### Written problem
Locate and copy all lines bearing the word "slave".

### Data in this exercise
═══

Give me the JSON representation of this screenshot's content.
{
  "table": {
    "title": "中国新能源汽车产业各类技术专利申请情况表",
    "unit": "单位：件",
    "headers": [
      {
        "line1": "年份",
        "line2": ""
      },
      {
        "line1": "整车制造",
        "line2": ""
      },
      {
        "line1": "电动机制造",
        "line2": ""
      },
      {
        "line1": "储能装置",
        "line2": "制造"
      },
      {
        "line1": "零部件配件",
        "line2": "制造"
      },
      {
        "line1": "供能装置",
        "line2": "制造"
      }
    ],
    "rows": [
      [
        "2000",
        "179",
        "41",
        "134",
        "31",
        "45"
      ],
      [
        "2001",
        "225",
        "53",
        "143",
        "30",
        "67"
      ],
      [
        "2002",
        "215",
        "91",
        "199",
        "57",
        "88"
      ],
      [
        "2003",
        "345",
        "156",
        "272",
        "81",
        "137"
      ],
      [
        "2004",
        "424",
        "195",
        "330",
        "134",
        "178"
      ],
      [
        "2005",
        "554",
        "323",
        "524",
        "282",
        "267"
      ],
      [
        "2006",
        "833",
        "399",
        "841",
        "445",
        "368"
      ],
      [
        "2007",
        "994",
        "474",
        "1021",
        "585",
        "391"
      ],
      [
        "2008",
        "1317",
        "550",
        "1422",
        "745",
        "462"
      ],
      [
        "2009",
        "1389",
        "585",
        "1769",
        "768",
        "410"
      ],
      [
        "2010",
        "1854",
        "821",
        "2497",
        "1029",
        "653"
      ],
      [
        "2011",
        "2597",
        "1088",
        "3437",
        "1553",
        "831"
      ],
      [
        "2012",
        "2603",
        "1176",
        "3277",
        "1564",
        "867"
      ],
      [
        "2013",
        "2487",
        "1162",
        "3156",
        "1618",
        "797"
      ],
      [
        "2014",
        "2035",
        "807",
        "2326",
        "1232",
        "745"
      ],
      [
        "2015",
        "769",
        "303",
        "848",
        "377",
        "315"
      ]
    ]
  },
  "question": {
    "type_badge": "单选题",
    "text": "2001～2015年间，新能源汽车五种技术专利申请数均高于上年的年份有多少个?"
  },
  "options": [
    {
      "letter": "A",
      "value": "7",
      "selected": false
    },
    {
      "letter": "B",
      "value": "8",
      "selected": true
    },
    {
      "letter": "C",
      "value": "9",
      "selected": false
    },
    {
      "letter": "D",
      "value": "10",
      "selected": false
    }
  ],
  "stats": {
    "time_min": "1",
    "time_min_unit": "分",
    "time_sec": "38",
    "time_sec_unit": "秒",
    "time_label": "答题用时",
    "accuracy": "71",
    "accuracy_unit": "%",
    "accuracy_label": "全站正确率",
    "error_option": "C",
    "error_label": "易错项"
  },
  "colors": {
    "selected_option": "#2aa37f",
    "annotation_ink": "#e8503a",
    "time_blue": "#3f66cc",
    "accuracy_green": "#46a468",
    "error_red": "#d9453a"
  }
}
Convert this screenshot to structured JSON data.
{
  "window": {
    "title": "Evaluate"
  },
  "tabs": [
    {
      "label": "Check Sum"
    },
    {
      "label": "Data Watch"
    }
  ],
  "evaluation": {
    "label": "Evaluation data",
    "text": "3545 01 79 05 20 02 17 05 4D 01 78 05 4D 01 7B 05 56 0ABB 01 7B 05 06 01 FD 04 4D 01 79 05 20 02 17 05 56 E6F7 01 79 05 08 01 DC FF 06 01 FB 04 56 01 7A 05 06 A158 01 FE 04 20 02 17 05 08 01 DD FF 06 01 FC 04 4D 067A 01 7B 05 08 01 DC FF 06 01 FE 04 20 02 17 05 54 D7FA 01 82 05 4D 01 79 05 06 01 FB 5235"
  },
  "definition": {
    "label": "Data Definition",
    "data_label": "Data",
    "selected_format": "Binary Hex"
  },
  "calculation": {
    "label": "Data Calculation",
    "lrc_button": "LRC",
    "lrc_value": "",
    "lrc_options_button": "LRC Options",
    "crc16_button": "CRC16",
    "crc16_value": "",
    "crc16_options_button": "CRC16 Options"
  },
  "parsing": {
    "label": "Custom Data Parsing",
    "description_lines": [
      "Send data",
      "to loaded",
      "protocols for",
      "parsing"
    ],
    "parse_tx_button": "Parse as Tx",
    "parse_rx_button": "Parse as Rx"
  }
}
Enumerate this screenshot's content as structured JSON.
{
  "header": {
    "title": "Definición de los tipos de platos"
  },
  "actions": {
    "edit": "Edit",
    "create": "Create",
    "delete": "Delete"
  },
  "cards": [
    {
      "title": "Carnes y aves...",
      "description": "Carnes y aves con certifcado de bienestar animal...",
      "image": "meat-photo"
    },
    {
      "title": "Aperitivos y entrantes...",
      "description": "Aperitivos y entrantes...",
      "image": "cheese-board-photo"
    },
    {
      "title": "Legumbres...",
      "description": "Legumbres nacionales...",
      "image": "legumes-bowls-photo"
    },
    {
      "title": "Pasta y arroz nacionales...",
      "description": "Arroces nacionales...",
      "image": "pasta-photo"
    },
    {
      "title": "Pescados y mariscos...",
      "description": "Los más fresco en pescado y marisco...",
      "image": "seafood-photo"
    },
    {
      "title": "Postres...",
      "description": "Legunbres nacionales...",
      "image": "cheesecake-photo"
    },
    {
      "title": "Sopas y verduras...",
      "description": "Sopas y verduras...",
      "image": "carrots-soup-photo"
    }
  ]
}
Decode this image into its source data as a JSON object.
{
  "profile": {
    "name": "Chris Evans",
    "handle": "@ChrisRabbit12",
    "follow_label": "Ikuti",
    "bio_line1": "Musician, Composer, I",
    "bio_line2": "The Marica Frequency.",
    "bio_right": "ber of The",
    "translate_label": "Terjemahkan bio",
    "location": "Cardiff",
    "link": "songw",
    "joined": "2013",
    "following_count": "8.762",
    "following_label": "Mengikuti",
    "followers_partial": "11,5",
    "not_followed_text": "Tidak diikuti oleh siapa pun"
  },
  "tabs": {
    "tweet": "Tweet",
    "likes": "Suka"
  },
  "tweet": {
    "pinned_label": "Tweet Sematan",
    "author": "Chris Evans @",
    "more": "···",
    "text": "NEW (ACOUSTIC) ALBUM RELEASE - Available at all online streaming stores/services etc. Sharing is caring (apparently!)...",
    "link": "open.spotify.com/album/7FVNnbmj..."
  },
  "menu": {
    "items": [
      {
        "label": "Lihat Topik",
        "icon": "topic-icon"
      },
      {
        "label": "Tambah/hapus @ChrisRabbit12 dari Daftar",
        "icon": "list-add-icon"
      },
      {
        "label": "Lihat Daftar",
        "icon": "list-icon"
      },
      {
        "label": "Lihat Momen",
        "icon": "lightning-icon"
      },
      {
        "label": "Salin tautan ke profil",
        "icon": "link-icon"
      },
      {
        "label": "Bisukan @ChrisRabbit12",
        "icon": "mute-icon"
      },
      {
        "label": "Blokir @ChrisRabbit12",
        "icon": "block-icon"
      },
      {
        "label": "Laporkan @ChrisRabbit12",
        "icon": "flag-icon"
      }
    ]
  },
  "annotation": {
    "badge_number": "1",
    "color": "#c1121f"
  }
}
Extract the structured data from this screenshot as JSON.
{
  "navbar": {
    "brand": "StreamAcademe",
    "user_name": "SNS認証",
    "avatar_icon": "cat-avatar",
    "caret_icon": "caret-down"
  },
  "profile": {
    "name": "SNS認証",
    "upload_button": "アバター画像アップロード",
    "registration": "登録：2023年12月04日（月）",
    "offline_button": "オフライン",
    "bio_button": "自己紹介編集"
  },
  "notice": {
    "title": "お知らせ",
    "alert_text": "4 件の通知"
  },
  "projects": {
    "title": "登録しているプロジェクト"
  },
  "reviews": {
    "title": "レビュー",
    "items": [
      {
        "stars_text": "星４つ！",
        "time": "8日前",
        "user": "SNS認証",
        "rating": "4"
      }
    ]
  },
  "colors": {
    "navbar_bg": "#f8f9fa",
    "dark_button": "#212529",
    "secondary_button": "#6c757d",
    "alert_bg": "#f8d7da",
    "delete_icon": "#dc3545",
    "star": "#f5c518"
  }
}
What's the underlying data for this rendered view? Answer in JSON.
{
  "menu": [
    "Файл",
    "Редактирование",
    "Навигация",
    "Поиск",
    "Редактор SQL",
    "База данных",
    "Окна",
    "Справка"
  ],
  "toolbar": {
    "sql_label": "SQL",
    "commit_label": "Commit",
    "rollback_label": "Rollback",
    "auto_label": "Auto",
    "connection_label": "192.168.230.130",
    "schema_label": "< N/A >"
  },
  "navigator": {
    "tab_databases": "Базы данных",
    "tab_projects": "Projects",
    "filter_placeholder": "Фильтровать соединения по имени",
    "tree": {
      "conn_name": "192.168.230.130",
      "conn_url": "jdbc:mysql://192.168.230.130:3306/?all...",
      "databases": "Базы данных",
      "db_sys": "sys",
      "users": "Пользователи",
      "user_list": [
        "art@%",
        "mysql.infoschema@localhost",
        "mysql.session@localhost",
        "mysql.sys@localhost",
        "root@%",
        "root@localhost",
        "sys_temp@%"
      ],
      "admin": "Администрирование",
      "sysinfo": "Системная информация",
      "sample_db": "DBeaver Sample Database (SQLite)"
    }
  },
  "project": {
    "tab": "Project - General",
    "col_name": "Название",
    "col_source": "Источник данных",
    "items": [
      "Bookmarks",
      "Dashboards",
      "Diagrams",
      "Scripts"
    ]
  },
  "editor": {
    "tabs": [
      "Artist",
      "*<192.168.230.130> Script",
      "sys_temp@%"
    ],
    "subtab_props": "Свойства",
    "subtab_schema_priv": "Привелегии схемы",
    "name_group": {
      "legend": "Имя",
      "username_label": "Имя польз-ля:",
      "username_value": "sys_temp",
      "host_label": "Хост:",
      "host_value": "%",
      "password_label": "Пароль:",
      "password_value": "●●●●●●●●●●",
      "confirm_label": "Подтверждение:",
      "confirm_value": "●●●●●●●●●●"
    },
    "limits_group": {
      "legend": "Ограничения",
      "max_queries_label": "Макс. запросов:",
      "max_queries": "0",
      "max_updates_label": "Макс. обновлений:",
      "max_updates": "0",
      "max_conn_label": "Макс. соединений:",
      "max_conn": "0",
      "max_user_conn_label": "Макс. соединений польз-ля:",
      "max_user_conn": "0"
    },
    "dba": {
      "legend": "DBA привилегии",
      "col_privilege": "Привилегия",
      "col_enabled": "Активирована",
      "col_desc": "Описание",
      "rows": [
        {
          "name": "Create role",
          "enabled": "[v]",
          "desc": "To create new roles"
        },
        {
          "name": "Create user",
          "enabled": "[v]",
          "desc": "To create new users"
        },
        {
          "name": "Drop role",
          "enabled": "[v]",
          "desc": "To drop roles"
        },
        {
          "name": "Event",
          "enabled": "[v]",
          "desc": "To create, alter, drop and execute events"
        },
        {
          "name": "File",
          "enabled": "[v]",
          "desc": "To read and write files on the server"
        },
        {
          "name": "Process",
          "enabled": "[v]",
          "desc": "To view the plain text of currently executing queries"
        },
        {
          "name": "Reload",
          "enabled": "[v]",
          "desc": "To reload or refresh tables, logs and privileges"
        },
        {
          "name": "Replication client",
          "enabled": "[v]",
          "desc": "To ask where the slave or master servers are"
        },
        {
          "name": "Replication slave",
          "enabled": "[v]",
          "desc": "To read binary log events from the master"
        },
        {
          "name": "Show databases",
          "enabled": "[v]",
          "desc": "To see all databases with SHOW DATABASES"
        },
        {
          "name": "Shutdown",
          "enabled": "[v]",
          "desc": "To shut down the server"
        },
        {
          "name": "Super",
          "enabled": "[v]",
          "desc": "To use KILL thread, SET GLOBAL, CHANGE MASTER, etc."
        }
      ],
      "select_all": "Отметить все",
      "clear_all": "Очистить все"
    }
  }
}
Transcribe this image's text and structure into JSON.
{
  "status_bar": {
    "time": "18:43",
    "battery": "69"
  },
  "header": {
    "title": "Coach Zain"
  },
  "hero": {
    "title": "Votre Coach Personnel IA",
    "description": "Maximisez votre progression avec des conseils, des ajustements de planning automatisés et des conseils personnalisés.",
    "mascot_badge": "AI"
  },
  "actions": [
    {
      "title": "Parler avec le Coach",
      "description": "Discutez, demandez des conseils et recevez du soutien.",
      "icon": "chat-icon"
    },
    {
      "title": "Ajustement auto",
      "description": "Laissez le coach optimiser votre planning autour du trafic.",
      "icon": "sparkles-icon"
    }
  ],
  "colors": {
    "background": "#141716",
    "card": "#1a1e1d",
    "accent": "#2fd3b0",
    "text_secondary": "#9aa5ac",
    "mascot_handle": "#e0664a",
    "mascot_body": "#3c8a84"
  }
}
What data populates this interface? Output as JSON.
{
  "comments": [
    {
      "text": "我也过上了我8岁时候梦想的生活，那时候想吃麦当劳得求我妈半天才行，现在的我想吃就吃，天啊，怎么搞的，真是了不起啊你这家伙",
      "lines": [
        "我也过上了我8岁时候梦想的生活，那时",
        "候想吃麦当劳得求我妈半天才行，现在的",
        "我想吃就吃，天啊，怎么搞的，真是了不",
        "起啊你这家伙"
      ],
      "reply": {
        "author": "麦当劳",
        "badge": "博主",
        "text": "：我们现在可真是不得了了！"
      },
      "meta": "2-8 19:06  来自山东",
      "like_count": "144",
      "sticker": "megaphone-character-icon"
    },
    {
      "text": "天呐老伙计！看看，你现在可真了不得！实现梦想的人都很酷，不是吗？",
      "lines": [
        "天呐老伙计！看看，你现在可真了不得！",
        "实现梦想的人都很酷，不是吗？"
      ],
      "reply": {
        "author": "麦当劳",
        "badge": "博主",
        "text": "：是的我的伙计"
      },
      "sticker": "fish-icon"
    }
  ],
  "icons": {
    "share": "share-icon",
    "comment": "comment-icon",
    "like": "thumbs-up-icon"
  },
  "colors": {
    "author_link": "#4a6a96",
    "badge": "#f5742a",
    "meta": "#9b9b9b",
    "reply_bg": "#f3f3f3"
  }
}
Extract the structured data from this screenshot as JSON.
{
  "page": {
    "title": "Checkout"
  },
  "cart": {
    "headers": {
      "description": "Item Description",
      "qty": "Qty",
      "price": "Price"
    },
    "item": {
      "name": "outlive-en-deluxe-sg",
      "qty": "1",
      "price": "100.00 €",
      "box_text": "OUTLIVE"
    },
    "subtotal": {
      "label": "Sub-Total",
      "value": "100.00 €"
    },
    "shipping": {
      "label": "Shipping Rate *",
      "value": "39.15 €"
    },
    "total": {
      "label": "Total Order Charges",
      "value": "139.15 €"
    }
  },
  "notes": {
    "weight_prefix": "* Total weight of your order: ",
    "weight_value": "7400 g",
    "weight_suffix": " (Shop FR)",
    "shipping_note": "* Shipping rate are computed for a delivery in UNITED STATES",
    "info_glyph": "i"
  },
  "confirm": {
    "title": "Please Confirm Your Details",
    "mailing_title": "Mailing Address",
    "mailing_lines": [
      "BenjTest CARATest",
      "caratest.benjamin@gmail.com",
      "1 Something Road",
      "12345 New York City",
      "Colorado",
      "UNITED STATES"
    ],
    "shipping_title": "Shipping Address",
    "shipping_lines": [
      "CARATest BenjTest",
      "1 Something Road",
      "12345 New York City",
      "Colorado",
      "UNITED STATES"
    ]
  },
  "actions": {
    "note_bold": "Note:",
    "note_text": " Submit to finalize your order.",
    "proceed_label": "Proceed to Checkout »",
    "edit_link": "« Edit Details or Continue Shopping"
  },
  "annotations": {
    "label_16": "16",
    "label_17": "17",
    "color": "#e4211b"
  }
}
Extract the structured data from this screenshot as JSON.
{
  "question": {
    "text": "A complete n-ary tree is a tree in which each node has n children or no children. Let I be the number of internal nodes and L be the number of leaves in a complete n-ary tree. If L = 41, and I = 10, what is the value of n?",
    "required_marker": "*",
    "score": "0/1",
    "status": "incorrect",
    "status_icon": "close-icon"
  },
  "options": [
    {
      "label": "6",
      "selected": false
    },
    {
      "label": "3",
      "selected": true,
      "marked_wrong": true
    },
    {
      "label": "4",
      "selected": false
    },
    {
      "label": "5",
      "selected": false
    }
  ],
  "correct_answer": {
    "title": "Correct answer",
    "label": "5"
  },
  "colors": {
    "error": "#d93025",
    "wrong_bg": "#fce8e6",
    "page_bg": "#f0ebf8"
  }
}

═══

### Task response
          "desc": "To ask where the slave or master servers are"
          "name": "Replication slave",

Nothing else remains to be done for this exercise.